- **作業の内容**:
a) マンションの大規模修繕についての文章から、「修繕周期は、新築マンションの」から「主な修繕工事の周期は次の通りです。」までを、両端も含めて一字も変えずにもう一度書き出してください。
b) エントリーの中で「35, 600, 57]」のある行から「315, 570, 334]」のある行までを、両端の行も含め、その範囲の行だけ「番号」と「内容」の2列のMarkdownの表にまとめてください。空行は入れないでください。

- **文章の抜粋**:
注目トピック
マンション大規模修繕工事はどのくらいの周期?適切な時期の目安とは


国土交通省のガイドライン
マンションの大規模修繕工事の周期は、一般的に12年程度とされています。
国土交通省が2008年6月に策定した『長期修繕計画作成ガイドライン及び同コメント』で「おおむね12年程度」とする標準的な目安を示したことが主な理由で、多くのマンションではこのガイドラインを参考に修繕周期を設定しています。その後、2021年9月の改定で周期を「12~15年程度」と幅を持たせ、より柔軟な設定を推奨する方針に改めました。
修繕周期設定の考え方は、次のように説明されています 。
修繕周期は、新築マンションの場合、推定修繕工事項目ごとに、マンションの仕様、立地条件等を考慮して設定します。また、既存マンションの場合、さらに建物及び設備の劣化状況等の調査・診断の結果等に基づいて設定します。 設定に当たっては、経済性等を考慮し、推定修繕工事の集約等を検討します。(長期修繕計画作成ガイドラインより)
主な修繕工事の周期は次の通りです。
- 屋上防水(保護) 12~15年で補修・修繕、24~30年で撤去・新設
- 玄関ドア、窓サッシなど 12~15年で点検・補修、34~38年で取り替えまたは枠被せ
- 給水管・排水管 19~23年で更生、30~40年で取り替え

12条点検のタイミング
一方で、12年周期というのは建築基準法で定められている定期報告制度における外壁のタイル等の調査(いわゆる12条点検の一部)を実施するタイミングと一致するものでもあります。12条点検は特定建築物に該当するマンションに義務付けられており、特に重要な外壁タイルの打診調査は、おおむね10年ごとに実施されます。一般的に修繕が必要になる頃に行われるため、12条点検のタイミングと修繕周期がイコールになるのです。

12年・15年・18年―マンションごとに適切な周期が異なる理由

国交省のガイドラインで示される修繕周期はあくまで目安です。大規模修繕工事を実施すべき時期は、マンションの規模や立地環境、気象条件、施工の品質、さらには維持管理の質によっても異なります。「うちは12年を過ぎたけど劣化が少ない」と感じるケースも少なくありません。なぜでしょうか。

- **渡されたエントリー**:
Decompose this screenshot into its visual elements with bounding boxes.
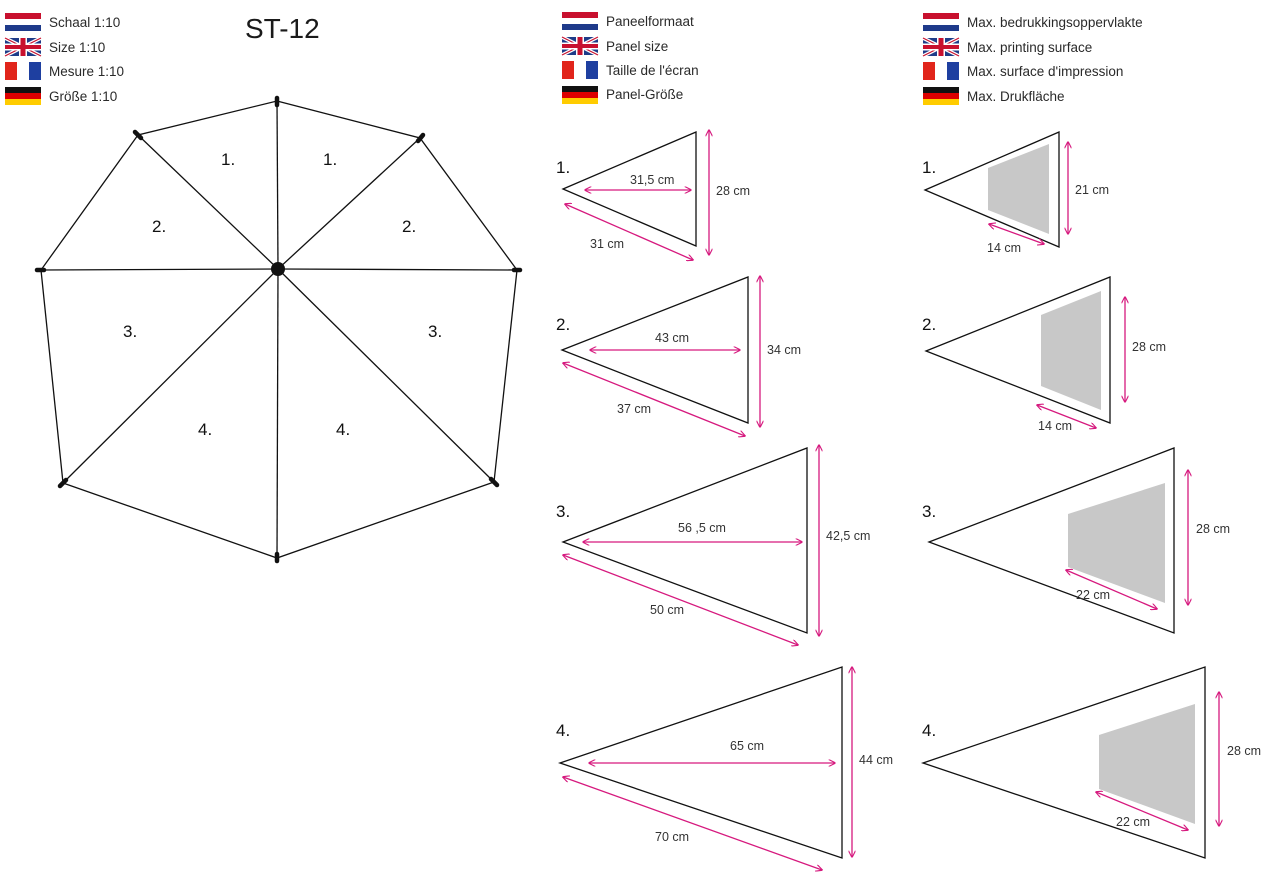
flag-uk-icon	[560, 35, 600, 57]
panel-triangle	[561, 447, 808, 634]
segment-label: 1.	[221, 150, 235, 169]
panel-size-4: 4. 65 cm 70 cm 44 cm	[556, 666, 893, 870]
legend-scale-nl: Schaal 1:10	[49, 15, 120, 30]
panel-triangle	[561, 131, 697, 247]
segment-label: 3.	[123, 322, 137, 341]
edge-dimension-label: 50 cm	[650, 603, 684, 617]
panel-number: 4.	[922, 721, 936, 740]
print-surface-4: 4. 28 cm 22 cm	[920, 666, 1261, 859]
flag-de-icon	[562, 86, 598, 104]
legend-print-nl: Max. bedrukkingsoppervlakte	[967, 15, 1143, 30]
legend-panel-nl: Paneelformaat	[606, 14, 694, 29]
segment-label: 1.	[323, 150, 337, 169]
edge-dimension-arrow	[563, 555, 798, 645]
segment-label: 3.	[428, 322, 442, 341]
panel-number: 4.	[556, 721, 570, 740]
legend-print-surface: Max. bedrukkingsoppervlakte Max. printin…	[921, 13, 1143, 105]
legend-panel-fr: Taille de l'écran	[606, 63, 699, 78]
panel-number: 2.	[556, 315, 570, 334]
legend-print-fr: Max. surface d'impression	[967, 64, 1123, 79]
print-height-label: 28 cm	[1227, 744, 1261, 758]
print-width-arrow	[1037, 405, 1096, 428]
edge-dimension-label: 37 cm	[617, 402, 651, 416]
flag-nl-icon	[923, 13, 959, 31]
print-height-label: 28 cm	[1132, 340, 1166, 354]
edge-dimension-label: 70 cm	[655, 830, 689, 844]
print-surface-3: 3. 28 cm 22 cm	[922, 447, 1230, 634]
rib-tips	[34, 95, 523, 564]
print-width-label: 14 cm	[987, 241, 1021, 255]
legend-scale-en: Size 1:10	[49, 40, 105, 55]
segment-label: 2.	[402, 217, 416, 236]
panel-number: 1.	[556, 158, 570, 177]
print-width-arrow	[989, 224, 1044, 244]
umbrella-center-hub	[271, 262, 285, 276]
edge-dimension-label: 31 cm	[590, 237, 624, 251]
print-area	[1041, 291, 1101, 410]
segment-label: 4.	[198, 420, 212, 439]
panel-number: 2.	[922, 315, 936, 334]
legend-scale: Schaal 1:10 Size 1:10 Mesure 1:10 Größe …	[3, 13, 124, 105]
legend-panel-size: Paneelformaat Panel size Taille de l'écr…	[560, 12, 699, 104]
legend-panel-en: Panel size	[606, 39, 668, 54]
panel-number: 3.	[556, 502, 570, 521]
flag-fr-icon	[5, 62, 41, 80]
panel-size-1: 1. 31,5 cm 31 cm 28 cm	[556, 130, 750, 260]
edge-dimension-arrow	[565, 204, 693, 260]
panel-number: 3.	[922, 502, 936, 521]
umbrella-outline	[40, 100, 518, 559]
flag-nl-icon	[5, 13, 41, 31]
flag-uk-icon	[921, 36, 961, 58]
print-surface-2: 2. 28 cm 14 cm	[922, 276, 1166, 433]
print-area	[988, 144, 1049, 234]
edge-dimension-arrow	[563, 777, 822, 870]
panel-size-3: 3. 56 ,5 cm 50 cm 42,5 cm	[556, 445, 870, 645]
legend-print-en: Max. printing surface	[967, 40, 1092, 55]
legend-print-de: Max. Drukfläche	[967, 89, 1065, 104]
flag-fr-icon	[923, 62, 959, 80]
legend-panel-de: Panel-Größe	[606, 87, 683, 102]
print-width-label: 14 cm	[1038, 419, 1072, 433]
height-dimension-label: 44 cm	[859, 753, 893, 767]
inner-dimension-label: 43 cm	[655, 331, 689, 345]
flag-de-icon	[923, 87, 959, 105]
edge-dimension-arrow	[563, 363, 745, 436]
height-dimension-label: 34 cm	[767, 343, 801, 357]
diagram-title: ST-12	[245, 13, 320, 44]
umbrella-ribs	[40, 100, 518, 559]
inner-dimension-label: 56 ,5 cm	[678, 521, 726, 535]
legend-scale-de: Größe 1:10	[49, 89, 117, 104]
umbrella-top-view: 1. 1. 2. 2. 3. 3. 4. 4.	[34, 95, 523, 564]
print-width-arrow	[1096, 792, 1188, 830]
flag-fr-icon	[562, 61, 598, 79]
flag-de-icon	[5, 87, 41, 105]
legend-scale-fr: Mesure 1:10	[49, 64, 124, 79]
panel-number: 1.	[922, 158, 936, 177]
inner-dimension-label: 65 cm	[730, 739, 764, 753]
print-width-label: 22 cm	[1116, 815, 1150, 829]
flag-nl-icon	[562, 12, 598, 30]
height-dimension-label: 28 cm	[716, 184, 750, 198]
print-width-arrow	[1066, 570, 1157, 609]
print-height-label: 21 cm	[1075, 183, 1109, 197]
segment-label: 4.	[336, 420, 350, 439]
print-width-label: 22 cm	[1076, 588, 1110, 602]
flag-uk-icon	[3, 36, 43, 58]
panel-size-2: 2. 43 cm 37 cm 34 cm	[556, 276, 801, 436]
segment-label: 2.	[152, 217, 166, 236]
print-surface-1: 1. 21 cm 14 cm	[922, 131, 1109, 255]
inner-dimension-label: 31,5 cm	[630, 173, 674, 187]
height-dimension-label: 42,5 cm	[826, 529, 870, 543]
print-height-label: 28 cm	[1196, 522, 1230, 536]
...
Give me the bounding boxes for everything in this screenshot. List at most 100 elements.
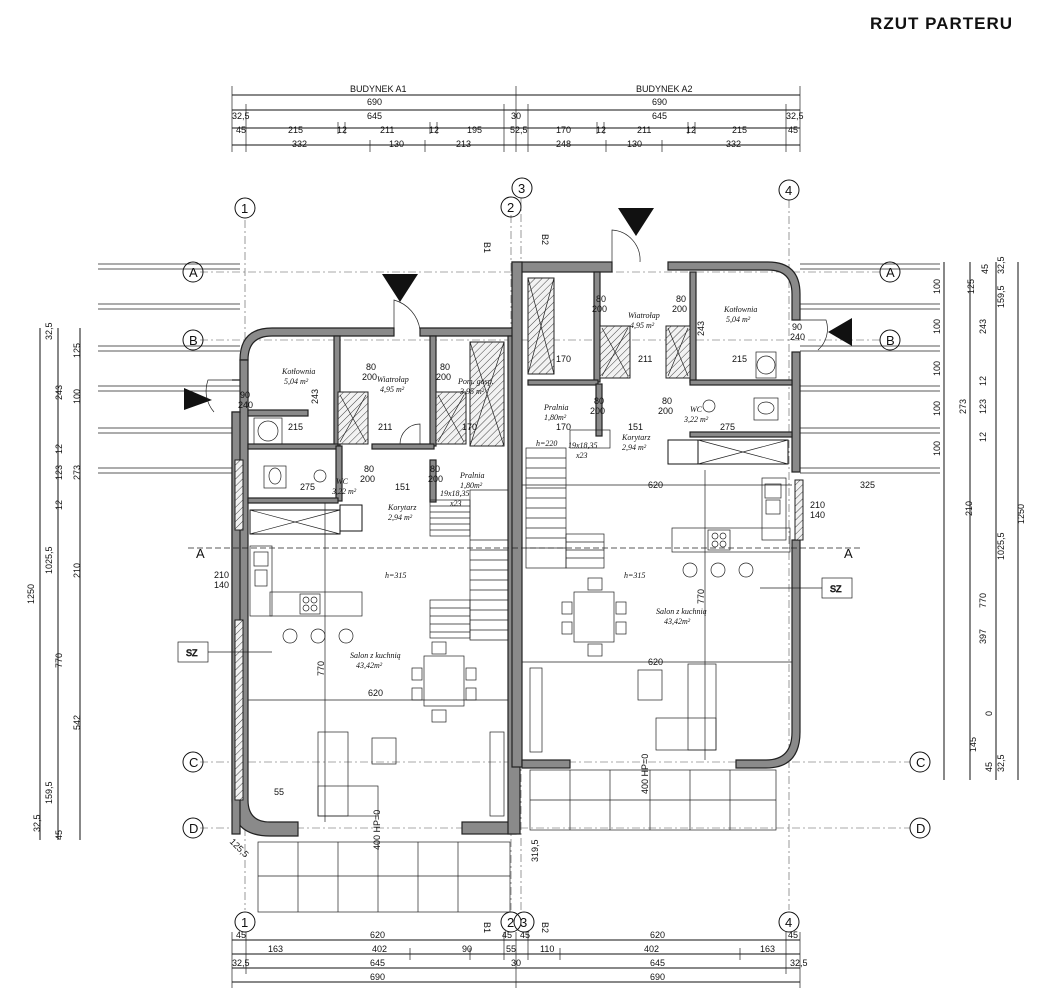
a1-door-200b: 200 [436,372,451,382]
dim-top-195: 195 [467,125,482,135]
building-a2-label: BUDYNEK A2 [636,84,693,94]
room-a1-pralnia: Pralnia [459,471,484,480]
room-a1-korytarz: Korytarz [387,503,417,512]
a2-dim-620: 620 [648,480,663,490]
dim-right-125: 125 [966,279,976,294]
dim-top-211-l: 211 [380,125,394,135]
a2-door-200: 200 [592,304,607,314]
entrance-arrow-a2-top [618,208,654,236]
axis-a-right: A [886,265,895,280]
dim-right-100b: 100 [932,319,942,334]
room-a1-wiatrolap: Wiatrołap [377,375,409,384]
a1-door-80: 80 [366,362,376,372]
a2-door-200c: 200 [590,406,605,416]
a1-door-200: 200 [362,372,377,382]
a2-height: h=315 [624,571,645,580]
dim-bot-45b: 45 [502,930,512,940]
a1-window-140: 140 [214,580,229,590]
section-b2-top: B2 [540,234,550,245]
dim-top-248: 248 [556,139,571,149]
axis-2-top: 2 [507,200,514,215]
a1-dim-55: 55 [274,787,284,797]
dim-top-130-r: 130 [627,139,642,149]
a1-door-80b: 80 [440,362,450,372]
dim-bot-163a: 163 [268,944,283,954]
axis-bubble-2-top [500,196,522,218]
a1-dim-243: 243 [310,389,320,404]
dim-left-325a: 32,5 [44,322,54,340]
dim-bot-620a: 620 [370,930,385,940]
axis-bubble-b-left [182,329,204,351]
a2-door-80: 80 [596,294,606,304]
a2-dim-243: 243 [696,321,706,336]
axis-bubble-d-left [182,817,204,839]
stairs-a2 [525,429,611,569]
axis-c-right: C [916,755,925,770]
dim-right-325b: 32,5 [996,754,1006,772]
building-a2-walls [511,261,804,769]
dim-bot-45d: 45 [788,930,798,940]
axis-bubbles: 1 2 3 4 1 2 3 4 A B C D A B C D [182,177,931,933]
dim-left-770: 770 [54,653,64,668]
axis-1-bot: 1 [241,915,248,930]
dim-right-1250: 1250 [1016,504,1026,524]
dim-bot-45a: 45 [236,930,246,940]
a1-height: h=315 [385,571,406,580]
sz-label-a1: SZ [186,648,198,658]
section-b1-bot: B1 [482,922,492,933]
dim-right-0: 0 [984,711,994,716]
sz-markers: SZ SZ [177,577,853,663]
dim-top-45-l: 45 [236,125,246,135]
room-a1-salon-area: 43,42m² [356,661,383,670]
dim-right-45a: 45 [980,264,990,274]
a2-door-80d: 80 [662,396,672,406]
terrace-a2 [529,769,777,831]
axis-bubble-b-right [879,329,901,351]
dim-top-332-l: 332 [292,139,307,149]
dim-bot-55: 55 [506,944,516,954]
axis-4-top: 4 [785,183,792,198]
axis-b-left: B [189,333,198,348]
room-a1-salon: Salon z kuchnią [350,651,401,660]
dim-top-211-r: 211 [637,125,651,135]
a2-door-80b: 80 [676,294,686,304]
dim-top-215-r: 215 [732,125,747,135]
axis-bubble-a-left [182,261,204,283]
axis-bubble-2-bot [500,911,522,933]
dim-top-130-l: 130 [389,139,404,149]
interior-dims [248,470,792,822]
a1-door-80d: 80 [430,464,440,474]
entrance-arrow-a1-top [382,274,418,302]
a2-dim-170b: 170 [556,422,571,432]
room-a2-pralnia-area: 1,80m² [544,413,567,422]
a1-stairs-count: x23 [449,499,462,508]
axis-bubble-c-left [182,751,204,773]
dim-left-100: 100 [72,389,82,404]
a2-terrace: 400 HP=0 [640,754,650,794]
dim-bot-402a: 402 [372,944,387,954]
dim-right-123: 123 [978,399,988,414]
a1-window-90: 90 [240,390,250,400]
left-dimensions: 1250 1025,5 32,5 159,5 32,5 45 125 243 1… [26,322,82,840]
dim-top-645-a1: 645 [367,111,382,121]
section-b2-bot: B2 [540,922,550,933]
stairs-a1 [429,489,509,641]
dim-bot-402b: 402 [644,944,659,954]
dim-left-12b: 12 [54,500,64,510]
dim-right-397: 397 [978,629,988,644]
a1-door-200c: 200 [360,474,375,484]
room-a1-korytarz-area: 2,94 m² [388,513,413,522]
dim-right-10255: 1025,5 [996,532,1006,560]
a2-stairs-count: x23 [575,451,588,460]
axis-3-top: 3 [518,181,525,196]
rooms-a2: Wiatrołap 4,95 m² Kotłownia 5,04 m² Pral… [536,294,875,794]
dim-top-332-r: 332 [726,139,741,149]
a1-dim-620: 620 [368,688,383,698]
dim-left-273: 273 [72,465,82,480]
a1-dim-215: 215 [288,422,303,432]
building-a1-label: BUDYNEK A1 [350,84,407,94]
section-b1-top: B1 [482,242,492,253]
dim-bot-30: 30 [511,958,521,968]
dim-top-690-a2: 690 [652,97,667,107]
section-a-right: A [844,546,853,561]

- **作業ごとの結果**:
a)
修繕周期は、新築マンションの場合、推定修繕工事項目ごとに、マンションの仕様、立地条件等を考慮して設定します。また、既存マンションの場合、さらに建物及び設備の劣化状況等の調査・診断の結果等に基づいて設定します。 設定に当たっては、経済性等を考慮し、推定修繕工事の集約等を検討します。(長期修繕計画作成ガイドラインより)
主な修繕工事の周期は次の通りです。

b)
| 番号 | 内容 |
|---|---|
| 1 | flag-uk-icon	[560, 35, 600, 57] |
| 2 | panel-triangle	[561, 447, 808, 634] |
| 3 | segment-label: 1.	[221, 150, 235, 169] |
| 4 | panel-size-4: 4. 65 cm 70 cm 44 cm	[556, 666, 893, 870] |
| 5 | legend-scale-nl: Schaal 1:10	[49, 15, 120, 30] |
| 6 | panel-triangle	[561, 131, 697, 247] |
| 7 | segment-label: 3.	[123, 322, 137, 341] |
| 8 | edge-dimension-label: 50 cm	[650, 603, 684, 617] |
| 9 | panel-number: 4.	[922, 721, 936, 740] |
| 10 | print-surface-4: 4. 28 cm 22 cm	[920, 666, 1261, 859] |
| 11 | flag-de-icon	[562, 86, 598, 104] |
| 12 | legend-print-nl: Max. bedrukkingsoppervlakte	[967, 15, 1143, 30] |
| 13 | legend-panel-nl: Paneelformaat	[606, 14, 694, 29] |
| 14 | segment-label: 1.	[323, 150, 337, 169] |
| 15 | edge-dimension-arrow	[563, 555, 798, 645] |
| 16 | segment-label: 3.	[428, 322, 442, 341] |
| 17 | panel-number: 4.	[556, 721, 570, 740] |
| 18 | legend-print-surface: Max. bedrukkingsoppervlakte Max. printin…	[921, 13, 1143, 105] |
| 19 | legend-panel-fr: Taille de l'écran	[606, 63, 699, 78] |
| 20 | panel-number: 2.	[556, 315, 570, 334] |